◆ Written request
Wherever "Name" appears in a line, copy that line.

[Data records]
- - - -

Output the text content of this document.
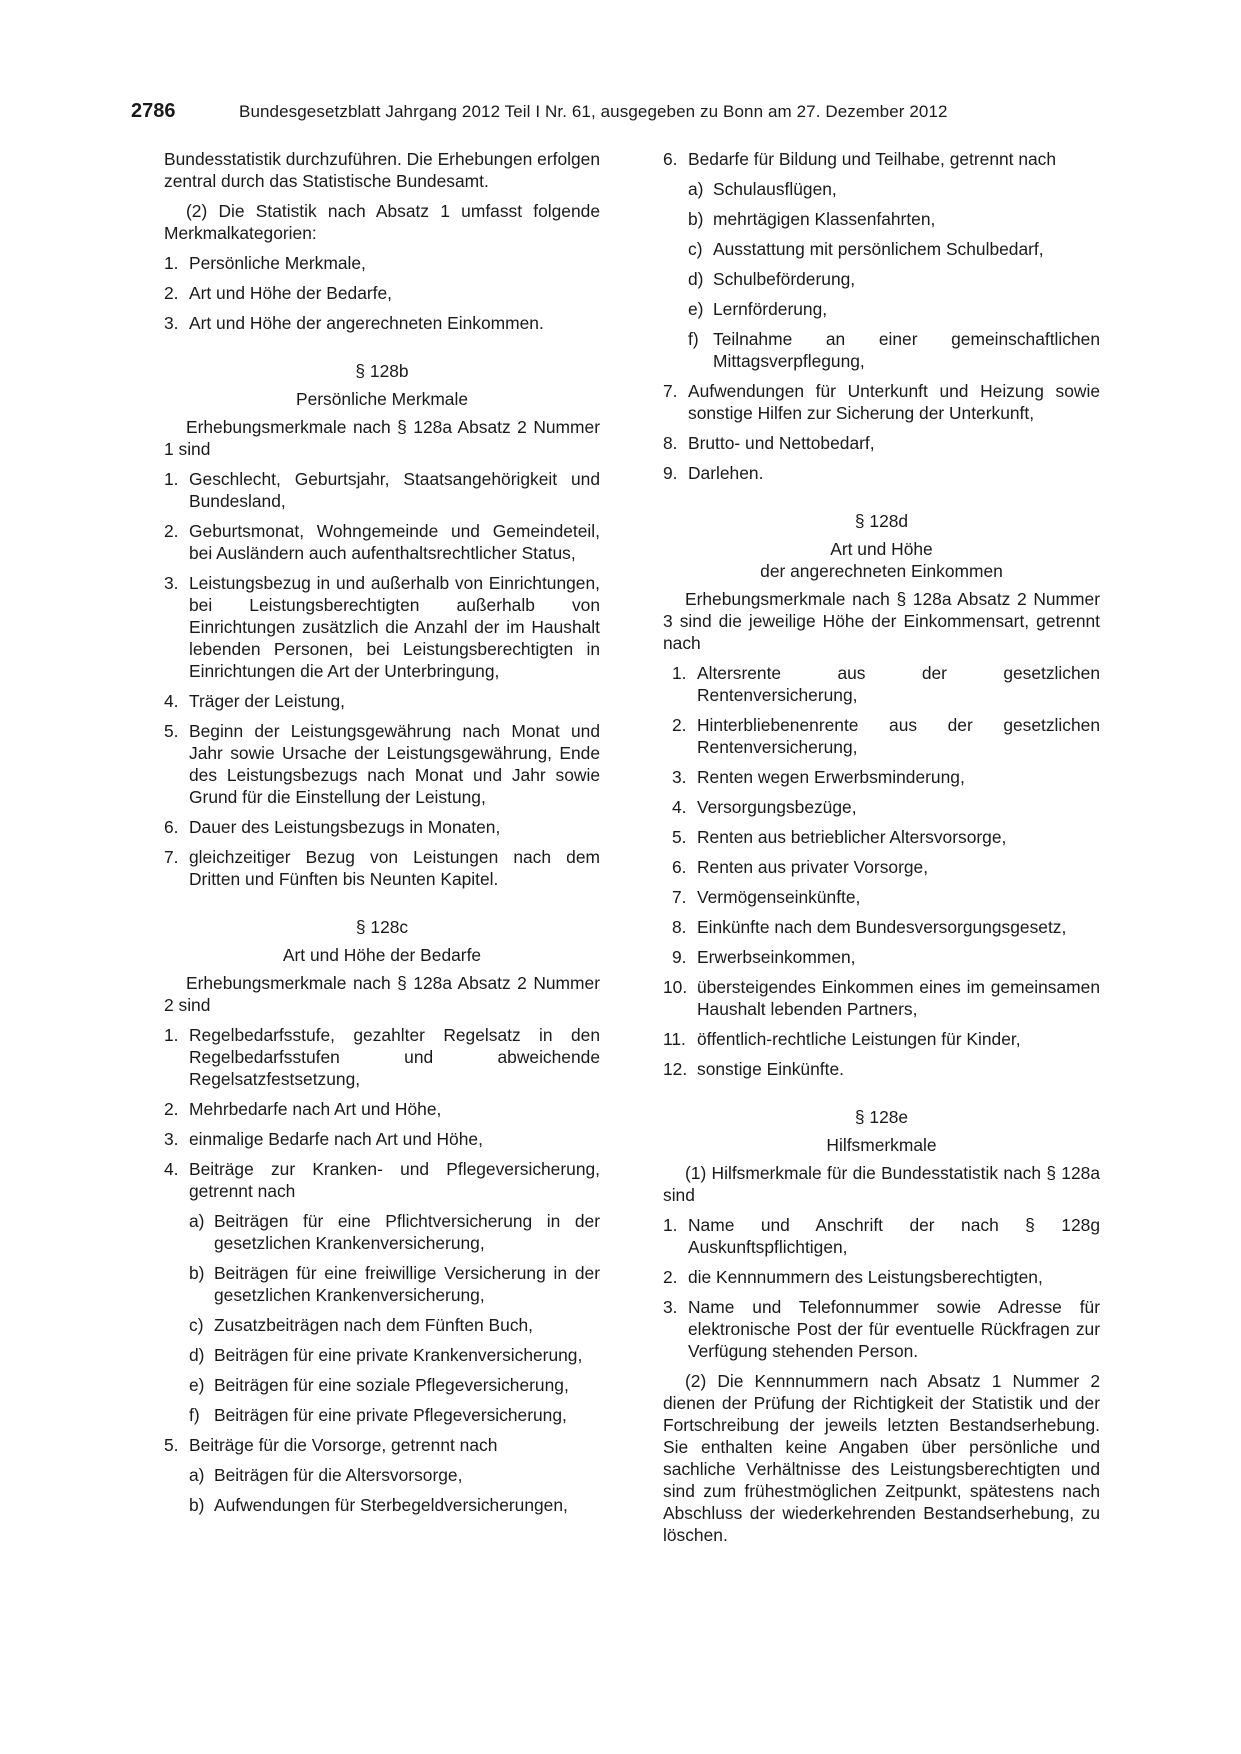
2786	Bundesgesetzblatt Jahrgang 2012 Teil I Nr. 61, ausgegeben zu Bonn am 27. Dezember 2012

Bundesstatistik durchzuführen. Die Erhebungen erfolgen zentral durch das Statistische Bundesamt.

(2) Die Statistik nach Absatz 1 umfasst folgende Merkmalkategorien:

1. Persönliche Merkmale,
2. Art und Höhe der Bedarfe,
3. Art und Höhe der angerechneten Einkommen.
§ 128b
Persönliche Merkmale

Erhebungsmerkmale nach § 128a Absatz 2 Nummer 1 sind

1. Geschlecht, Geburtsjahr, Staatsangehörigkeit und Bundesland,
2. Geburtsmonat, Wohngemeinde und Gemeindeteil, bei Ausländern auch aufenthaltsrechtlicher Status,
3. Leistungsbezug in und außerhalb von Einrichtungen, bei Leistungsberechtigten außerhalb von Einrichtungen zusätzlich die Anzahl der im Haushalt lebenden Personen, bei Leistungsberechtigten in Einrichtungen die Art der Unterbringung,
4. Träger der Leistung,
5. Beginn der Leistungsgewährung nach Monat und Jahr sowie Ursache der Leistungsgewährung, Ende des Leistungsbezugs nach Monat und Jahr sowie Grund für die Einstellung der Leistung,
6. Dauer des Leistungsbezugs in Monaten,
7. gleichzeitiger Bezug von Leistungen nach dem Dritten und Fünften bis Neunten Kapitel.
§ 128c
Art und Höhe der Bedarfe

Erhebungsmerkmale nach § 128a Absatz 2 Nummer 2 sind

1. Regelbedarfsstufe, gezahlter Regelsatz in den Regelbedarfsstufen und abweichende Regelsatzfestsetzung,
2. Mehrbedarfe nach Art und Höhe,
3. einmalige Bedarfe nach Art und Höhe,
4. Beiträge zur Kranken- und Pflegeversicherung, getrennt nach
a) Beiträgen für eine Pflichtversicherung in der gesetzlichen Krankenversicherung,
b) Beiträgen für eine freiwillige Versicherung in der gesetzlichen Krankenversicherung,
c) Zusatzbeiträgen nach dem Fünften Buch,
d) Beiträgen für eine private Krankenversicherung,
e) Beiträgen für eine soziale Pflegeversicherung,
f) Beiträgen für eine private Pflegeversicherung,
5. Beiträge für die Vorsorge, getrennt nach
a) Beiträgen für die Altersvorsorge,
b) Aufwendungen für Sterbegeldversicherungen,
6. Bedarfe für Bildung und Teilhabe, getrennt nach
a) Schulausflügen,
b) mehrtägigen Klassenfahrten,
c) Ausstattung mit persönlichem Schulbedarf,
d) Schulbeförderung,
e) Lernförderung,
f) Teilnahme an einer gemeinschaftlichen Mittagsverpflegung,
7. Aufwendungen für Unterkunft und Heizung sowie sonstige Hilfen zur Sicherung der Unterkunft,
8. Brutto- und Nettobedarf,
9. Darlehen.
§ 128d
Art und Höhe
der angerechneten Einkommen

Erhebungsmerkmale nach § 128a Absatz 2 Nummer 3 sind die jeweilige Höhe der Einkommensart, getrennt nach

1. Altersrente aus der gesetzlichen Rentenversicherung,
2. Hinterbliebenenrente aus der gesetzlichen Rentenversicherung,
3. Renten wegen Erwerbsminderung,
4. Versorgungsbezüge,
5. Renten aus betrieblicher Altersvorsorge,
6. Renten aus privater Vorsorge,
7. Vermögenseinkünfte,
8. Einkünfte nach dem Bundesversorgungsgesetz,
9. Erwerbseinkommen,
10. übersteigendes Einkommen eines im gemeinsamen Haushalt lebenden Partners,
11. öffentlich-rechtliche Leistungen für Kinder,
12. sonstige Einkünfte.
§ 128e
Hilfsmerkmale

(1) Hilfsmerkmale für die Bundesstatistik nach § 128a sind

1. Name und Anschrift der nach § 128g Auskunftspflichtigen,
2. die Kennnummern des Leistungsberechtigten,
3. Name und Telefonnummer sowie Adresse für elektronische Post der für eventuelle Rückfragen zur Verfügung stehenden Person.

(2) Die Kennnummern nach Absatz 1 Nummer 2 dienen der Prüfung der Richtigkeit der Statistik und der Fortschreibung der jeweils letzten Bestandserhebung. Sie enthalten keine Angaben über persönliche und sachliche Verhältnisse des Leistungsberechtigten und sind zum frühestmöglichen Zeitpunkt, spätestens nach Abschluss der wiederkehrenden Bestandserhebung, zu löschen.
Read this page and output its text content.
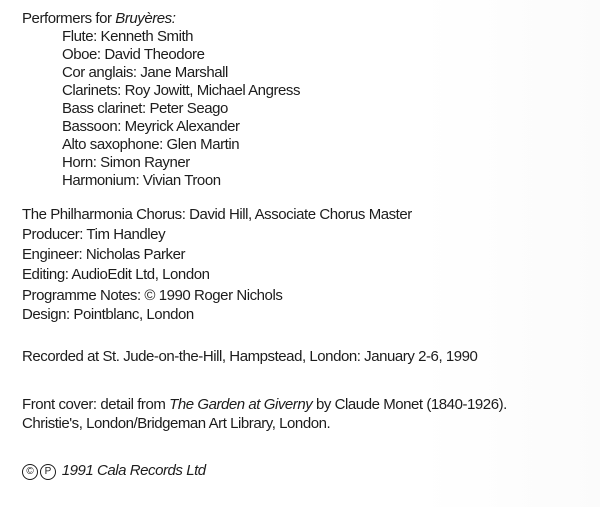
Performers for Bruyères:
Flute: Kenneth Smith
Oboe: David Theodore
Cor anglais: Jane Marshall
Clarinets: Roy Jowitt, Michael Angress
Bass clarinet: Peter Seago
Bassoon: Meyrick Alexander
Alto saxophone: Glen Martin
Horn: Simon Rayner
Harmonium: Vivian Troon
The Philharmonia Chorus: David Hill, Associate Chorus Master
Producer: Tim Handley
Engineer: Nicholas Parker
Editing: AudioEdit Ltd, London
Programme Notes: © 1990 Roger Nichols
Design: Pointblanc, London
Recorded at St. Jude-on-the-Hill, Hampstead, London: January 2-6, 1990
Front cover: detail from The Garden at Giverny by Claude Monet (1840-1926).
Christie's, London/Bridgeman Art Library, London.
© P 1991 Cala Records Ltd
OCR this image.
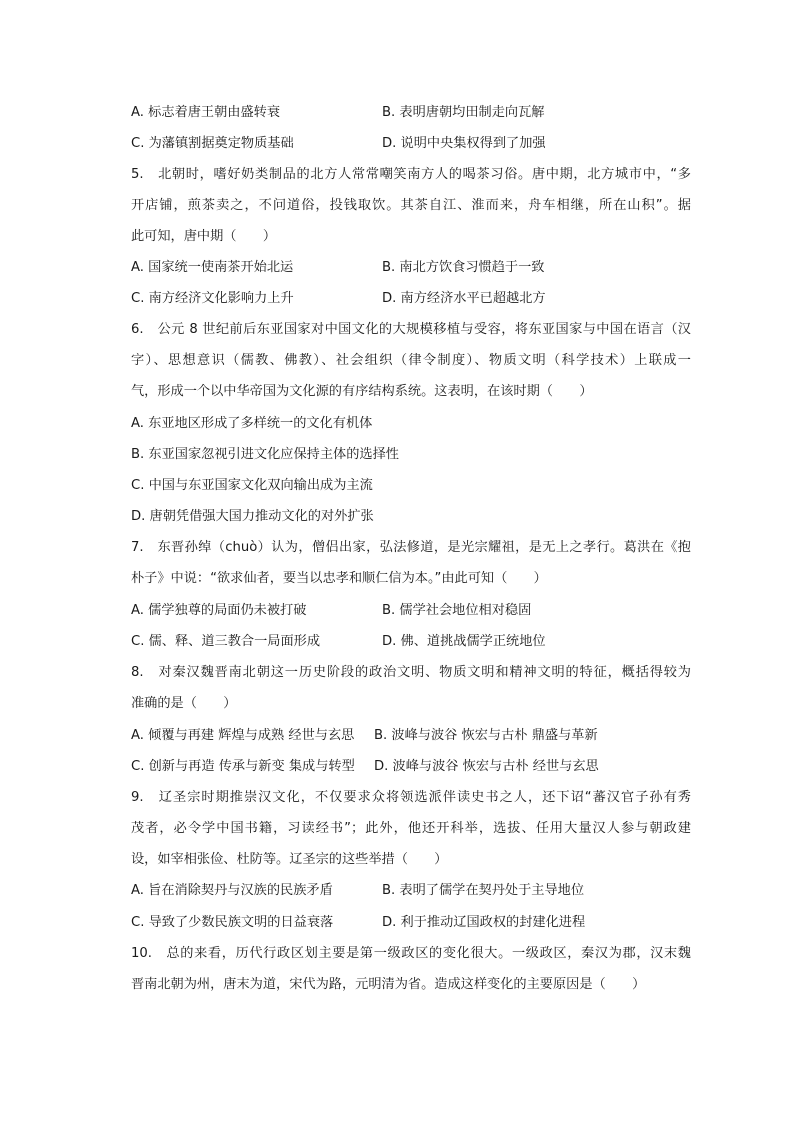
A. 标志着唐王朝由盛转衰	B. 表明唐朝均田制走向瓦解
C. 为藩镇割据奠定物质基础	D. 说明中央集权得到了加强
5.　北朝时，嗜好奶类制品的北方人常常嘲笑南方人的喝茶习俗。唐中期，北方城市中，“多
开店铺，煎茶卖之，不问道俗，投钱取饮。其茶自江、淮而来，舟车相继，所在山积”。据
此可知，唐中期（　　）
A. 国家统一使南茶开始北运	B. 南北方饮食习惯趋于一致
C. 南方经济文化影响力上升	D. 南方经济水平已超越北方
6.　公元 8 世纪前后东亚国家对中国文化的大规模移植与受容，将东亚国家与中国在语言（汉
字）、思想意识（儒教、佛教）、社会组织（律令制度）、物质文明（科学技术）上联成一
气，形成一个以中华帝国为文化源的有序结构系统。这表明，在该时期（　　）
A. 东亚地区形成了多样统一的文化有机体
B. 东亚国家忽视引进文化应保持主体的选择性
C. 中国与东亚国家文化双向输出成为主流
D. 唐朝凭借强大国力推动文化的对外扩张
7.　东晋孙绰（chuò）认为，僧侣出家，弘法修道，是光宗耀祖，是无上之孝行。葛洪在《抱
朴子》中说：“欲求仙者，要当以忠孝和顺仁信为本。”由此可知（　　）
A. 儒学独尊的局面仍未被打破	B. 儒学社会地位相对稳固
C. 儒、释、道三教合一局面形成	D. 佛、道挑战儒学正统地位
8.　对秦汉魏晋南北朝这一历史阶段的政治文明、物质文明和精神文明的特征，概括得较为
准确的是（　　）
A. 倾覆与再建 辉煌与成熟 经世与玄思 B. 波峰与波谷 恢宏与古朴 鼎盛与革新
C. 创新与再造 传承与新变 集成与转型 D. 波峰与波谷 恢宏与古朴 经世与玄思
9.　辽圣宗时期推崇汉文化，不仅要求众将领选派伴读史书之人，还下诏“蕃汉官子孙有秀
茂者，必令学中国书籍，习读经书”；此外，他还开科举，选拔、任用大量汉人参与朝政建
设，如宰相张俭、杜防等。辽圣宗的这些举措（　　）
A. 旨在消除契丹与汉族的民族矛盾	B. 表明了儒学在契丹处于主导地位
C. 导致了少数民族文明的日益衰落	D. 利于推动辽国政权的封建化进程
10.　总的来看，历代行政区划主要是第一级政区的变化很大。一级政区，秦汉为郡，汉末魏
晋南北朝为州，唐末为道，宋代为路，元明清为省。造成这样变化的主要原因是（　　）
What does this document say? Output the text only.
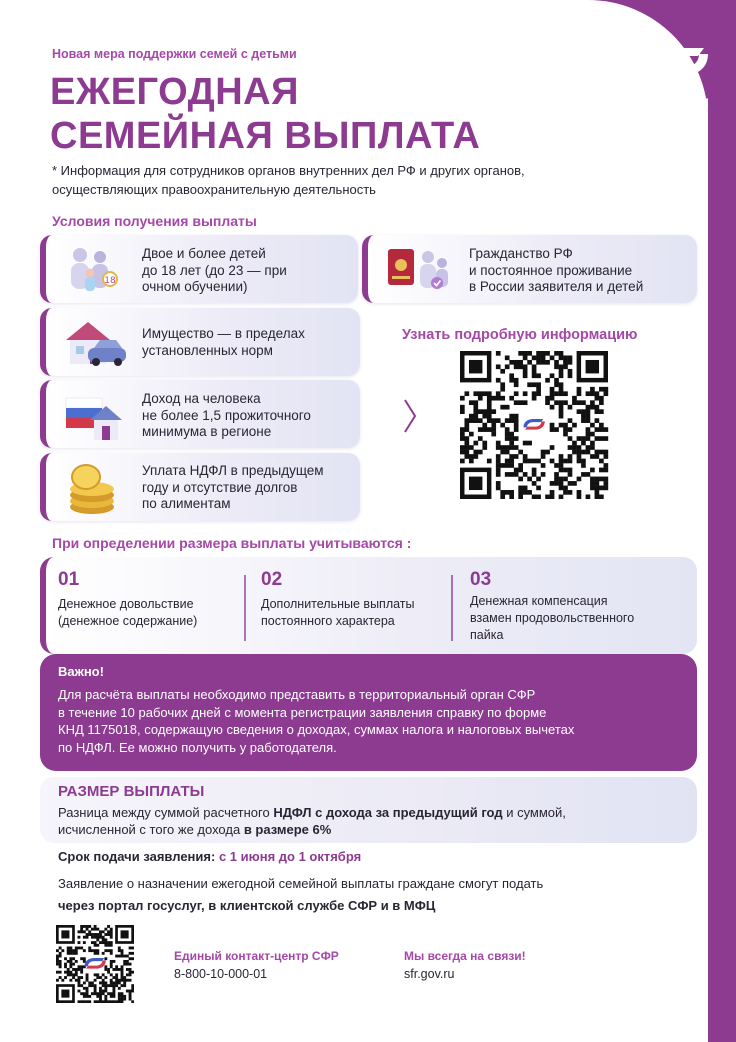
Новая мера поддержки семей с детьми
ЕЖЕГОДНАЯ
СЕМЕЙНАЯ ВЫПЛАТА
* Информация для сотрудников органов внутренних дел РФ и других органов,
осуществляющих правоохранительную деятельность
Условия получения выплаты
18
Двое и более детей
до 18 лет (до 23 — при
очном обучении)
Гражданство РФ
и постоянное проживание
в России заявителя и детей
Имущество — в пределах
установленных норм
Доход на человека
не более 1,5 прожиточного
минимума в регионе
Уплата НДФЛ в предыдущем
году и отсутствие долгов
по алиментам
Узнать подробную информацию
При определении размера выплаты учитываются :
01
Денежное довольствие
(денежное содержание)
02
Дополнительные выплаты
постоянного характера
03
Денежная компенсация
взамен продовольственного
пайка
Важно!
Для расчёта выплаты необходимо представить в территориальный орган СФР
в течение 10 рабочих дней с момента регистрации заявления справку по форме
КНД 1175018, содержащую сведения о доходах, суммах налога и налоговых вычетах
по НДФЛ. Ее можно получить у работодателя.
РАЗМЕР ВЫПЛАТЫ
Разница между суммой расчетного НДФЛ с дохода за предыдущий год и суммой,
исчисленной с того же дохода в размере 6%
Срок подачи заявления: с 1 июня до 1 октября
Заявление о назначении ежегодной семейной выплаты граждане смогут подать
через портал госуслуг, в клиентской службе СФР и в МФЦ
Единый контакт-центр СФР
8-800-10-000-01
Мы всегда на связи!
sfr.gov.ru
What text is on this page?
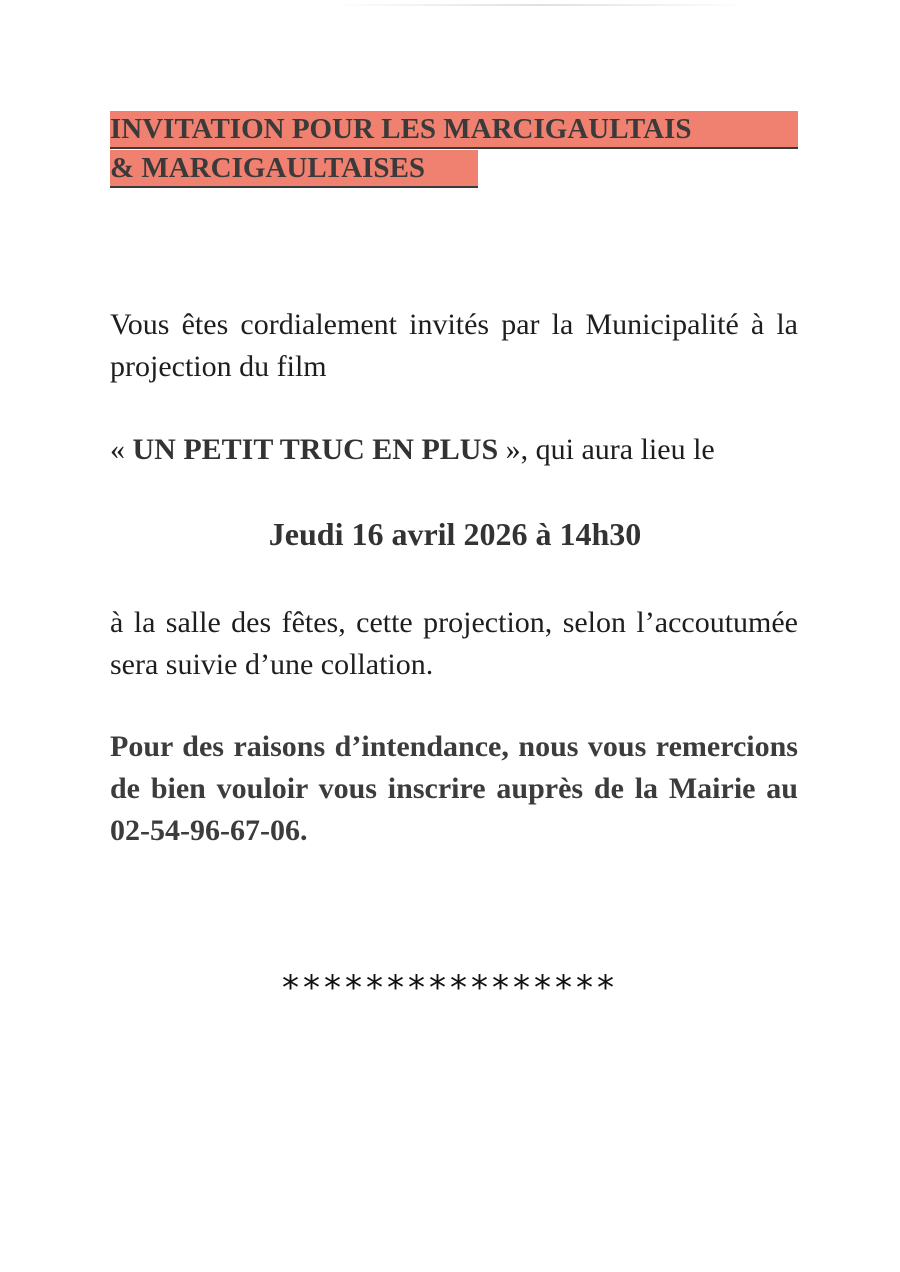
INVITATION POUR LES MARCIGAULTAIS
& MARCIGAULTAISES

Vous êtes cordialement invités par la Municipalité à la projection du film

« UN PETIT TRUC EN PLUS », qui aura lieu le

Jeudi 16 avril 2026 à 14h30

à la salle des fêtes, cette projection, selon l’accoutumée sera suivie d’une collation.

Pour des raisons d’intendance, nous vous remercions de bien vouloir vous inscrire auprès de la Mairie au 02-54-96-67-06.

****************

- - - -

◆ Correct result
1. Name und Anschrift der nach § 128g Auskunftspflichtigen,
3. Name und Telefonnummer sowie Adresse für elektronische Post der für eventuelle Rückfragen zur Verfügung stehenden Person.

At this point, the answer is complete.